Problem details >> Repeat, exactly and in full, the lines of the listing below, but without any pictures.
··· Material for this exercise ···
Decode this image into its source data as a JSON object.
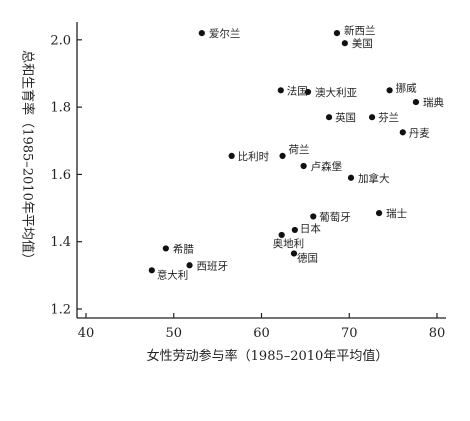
{
  "chart_data": {
    "type": "scatter",
    "title": "",
    "xlabel": "女性劳动参与率（1985–2010年平均值）",
    "ylabel": "总和生育率（1985–2010年平均值）",
    "xlim": [
      40,
      80
    ],
    "ylim": [
      1.2,
      2.05
    ],
    "xticks": [
      40,
      50,
      60,
      70,
      80
    ],
    "yticks": [
      1.2,
      1.4,
      1.6,
      1.8,
      2.0
    ],
    "xtick_labels": [
      "40",
      "50",
      "60",
      "70",
      "80"
    ],
    "ytick_labels": [
      "1.2",
      "1.4",
      "1.6",
      "1.8",
      "2.0"
    ],
    "grid": false,
    "points": [
      {
        "label": "爱尔兰",
        "x": 53.2,
        "y": 2.02
      },
      {
        "label": "新西兰",
        "x": 68.6,
        "y": 2.02
      },
      {
        "label": "美国",
        "x": 69.5,
        "y": 1.99
      },
      {
        "label": "法国",
        "x": 62.2,
        "y": 1.85
      },
      {
        "label": "澳大利亚",
        "x": 65.3,
        "y": 1.845
      },
      {
        "label": "挪威",
        "x": 74.6,
        "y": 1.85
      },
      {
        "label": "瑞典",
        "x": 77.6,
        "y": 1.815
      },
      {
        "label": "英国",
        "x": 67.7,
        "y": 1.77
      },
      {
        "label": "芬兰",
        "x": 72.6,
        "y": 1.77
      },
      {
        "label": "丹麦",
        "x": 76.1,
        "y": 1.725
      },
      {
        "label": "荷兰",
        "x": 62.4,
        "y": 1.655
      },
      {
        "label": "比利时",
        "x": 56.6,
        "y": 1.655
      },
      {
        "label": "卢森堡",
        "x": 64.8,
        "y": 1.625
      },
      {
        "label": "加拿大",
        "x": 70.2,
        "y": 1.59
      },
      {
        "label": "葡萄牙",
        "x": 65.9,
        "y": 1.475
      },
      {
        "label": "瑞士",
        "x": 73.4,
        "y": 1.485
      },
      {
        "label": "日本",
        "x": 63.8,
        "y": 1.435
      },
      {
        "label": "奥地利",
        "x": 62.3,
        "y": 1.42
      },
      {
        "label": "德国",
        "x": 63.7,
        "y": 1.365
      },
      {
        "label": "希腊",
        "x": 49.1,
        "y": 1.38
      },
      {
        "label": "西班牙",
        "x": 51.8,
        "y": 1.33
      },
      {
        "label": "意大利",
        "x": 47.5,
        "y": 1.315
      }
    ]
  }
}
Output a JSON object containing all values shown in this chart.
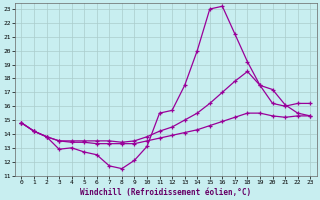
···
Answer to the problem >>
Decode this image into its source data as a JSON object.
{
  "chart_data": {
    "type": "scatter",
    "title": "",
    "xlabel": "女性劳动参与率（1985–2010年平均值）",
    "ylabel": "总和生育率（1985–2010年平均值）",
    "xlim": [
      40,
      80
    ],
    "ylim": [
      1.2,
      2.05
    ],
    "xticks": [
      40,
      50,
      60,
      70,
      80
    ],
    "yticks": [
      1.2,
      1.4,
      1.6,
      1.8,
      2.0
    ],
    "xtick_labels": [
      "40",
      "50",
      "60",
      "70",
      "80"
    ],
    "ytick_labels": [
      "1.2",
      "1.4",
      "1.6",
      "1.8",
      "2.0"
    ],
    "grid": false,
    "points": [
      {
        "label": "爱尔兰",
        "x": 53.2,
        "y": 2.02
      },
      {
        "label": "新西兰",
        "x": 68.6,
        "y": 2.02
      },
      {
        "label": "美国",
        "x": 69.5,
        "y": 1.99
      },
      {
        "label": "法国",
        "x": 62.2,
        "y": 1.85
      },
      {
        "label": "澳大利亚",
        "x": 65.3,
        "y": 1.845
      },
      {
        "label": "挪威",
        "x": 74.6,
        "y": 1.85
      },
      {
        "label": "瑞典",
        "x": 77.6,
        "y": 1.815
      },
      {
        "label": "英国",
        "x": 67.7,
        "y": 1.77
      },
      {
        "label": "芬兰",
        "x": 72.6,
        "y": 1.77
      },
      {
        "label": "丹麦",
        "x": 76.1,
        "y": 1.725
      },
      {
        "label": "荷兰",
        "x": 62.4,
        "y": 1.655
      },
      {
        "label": "比利时",
        "x": 56.6,
        "y": 1.655
      },
      {
        "label": "卢森堡",
        "x": 64.8,
        "y": 1.625
      },
      {
        "label": "加拿大",
        "x": 70.2,
        "y": 1.59
      },
      {
        "label": "葡萄牙",
        "x": 65.9,
        "y": 1.475
      },
      {
        "label": "瑞士",
        "x": 73.4,
        "y": 1.485
      },
      {
        "label": "日本",
        "x": 63.8,
        "y": 1.435
      },
      {
        "label": "奥地利",
        "x": 62.3,
        "y": 1.42
      },
      {
        "label": "德国",
        "x": 63.7,
        "y": 1.365
      },
      {
        "label": "希腊",
        "x": 49.1,
        "y": 1.38
      },
      {
        "label": "西班牙",
        "x": 51.8,
        "y": 1.33
      },
      {
        "label": "意大利",
        "x": 47.5,
        "y": 1.315
      }
    ]
  }
}
Output a JSON object containing all values shown in this chart.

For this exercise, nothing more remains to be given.